## EXERCISE DESCRIPTION
Report how many lines below contain the word "který". Give only the number.

(Saved data entries)
•••
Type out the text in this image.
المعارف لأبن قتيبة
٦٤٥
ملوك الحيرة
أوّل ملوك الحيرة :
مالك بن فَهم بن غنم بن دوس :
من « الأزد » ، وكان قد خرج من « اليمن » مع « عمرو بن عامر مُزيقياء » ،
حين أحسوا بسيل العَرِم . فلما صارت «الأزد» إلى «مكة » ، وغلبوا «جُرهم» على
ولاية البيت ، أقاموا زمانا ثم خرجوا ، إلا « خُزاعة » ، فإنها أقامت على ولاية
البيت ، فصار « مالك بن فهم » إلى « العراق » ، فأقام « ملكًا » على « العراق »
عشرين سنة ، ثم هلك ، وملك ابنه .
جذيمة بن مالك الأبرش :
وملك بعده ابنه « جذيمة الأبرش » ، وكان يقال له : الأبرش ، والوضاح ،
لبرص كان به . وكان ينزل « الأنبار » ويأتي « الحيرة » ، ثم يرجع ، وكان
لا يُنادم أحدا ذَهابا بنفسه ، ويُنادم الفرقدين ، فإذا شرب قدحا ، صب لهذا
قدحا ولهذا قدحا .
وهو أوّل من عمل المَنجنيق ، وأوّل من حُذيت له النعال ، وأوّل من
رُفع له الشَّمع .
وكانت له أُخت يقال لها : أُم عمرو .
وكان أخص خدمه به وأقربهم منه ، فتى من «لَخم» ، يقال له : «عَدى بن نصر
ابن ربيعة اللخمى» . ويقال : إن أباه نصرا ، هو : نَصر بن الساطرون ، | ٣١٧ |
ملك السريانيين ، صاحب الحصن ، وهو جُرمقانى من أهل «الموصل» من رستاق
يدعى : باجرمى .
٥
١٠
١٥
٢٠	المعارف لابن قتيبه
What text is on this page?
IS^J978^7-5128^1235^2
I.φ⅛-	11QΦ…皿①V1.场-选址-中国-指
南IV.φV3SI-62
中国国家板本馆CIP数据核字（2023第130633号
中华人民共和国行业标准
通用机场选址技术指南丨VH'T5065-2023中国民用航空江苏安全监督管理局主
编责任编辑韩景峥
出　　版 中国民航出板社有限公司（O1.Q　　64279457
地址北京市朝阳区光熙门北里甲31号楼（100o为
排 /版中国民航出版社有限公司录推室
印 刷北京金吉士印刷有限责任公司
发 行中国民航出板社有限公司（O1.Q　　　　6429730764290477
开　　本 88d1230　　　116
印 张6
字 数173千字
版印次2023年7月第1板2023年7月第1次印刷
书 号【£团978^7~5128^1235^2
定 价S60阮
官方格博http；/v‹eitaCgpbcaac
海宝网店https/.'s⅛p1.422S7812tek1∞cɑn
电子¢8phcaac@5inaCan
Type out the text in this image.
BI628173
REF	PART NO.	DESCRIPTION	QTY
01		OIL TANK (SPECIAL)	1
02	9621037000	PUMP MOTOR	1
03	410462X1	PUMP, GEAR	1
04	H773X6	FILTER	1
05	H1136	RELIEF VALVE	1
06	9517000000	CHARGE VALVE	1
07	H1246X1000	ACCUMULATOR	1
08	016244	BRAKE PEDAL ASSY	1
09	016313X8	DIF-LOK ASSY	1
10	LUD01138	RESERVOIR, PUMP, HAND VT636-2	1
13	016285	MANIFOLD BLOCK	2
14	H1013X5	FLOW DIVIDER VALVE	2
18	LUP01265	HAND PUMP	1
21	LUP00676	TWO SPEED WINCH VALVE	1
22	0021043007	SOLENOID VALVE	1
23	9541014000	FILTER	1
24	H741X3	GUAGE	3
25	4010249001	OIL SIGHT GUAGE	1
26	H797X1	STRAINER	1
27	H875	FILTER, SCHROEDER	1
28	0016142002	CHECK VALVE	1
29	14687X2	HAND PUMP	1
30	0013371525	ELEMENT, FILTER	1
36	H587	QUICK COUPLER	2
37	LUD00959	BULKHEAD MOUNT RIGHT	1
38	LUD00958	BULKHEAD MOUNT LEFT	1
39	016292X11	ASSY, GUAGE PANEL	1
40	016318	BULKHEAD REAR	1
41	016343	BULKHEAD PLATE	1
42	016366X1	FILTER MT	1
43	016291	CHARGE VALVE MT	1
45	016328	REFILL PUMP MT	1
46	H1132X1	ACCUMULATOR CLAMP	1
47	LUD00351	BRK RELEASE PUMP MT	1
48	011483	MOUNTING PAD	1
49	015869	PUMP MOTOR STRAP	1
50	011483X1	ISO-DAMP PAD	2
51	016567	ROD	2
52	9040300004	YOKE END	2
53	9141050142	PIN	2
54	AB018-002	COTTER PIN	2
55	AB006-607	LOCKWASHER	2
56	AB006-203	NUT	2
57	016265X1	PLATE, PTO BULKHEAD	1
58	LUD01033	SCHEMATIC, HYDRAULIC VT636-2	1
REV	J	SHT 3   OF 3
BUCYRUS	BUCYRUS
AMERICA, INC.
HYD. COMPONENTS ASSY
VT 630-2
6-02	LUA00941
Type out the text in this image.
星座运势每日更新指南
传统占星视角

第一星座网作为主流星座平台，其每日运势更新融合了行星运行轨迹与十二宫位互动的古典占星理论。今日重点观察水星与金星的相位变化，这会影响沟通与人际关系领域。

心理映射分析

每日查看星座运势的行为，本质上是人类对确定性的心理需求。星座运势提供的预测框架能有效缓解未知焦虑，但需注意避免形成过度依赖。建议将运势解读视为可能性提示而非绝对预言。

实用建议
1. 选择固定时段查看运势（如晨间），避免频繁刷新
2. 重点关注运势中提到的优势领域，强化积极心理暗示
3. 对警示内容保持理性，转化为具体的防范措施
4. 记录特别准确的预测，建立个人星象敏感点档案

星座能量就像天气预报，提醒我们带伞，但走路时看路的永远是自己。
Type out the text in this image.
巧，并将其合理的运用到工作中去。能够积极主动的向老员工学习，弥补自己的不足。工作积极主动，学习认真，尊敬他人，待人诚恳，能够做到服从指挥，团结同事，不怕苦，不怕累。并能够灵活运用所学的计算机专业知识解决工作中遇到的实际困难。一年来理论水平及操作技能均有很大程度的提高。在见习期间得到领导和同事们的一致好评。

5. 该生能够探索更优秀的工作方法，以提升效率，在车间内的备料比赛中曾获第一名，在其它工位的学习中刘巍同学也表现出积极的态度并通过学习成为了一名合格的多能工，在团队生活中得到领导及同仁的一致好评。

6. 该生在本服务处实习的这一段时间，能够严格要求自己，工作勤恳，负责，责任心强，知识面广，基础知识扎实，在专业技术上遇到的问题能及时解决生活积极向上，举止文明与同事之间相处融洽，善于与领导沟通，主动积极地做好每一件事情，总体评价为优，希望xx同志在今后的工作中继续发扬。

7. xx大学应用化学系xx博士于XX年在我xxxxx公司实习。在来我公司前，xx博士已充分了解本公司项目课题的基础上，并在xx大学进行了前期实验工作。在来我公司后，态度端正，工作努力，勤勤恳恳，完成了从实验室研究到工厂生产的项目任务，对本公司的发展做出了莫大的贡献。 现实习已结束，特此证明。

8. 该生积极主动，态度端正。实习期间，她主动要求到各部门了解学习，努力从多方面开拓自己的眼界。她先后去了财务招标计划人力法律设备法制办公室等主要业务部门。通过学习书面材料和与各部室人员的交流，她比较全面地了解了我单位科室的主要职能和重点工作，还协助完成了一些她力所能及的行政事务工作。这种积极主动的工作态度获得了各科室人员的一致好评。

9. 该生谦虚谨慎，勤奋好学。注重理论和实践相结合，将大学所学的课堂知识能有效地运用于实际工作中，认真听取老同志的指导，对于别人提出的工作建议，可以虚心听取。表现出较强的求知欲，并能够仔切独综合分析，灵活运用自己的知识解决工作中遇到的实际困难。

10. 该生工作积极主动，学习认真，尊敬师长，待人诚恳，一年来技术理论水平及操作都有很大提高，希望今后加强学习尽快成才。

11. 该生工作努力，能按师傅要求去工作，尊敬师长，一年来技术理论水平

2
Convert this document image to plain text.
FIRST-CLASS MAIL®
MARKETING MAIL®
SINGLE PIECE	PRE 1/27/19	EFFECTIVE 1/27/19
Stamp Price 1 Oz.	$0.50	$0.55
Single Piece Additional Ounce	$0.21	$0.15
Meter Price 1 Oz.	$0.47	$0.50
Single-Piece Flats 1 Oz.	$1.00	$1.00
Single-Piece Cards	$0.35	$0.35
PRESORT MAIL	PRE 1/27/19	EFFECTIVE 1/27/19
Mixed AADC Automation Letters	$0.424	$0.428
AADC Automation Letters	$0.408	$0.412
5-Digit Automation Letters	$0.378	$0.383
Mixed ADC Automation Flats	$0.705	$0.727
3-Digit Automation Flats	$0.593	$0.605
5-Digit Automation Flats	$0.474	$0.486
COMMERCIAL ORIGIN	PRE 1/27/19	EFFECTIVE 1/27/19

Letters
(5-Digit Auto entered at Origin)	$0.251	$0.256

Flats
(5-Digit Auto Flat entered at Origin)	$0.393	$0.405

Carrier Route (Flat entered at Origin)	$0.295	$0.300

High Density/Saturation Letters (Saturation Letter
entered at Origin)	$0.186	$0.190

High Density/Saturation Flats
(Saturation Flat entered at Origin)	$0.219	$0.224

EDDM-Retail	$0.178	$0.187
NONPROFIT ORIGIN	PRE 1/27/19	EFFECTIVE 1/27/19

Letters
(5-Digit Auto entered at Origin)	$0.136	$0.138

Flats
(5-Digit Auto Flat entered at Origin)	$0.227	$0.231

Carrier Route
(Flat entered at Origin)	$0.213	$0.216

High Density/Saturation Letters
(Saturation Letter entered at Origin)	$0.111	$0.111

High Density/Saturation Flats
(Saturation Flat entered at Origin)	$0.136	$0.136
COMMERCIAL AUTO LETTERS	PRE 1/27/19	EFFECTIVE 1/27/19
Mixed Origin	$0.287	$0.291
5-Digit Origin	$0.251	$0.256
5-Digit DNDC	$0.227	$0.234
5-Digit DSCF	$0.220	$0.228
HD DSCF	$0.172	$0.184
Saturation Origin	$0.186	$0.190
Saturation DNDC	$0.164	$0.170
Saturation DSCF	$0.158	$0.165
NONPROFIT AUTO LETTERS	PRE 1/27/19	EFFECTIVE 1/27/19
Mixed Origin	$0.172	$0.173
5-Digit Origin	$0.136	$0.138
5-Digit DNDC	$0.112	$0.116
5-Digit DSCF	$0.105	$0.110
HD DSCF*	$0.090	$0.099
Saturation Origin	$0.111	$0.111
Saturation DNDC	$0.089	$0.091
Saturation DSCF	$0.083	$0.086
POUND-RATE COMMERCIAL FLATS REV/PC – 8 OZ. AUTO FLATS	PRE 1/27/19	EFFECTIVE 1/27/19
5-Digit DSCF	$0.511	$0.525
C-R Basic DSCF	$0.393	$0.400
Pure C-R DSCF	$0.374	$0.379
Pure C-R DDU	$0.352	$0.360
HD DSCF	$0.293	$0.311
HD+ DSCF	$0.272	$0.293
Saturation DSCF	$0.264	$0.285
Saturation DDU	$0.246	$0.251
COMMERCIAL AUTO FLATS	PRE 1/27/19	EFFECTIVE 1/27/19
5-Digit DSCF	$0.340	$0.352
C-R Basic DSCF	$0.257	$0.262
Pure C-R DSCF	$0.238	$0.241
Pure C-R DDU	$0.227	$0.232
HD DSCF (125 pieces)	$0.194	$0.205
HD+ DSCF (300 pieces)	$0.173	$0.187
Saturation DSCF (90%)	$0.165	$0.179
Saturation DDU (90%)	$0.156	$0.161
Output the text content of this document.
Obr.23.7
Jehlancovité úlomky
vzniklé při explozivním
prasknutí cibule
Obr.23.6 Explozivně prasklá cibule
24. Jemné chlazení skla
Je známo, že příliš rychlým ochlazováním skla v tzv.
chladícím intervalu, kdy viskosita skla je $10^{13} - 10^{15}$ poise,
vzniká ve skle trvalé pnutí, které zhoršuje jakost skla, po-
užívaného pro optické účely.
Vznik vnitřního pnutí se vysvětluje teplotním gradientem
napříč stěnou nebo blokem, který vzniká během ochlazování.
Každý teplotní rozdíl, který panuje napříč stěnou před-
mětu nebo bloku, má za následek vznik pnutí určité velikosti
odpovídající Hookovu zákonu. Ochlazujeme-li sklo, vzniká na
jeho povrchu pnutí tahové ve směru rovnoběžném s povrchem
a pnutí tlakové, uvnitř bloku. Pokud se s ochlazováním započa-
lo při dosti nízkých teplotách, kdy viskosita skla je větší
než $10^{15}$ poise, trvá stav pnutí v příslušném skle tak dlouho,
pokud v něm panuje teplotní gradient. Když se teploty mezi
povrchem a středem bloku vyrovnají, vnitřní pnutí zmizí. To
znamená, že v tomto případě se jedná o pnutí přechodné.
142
•••
## FULL RESPONSE
2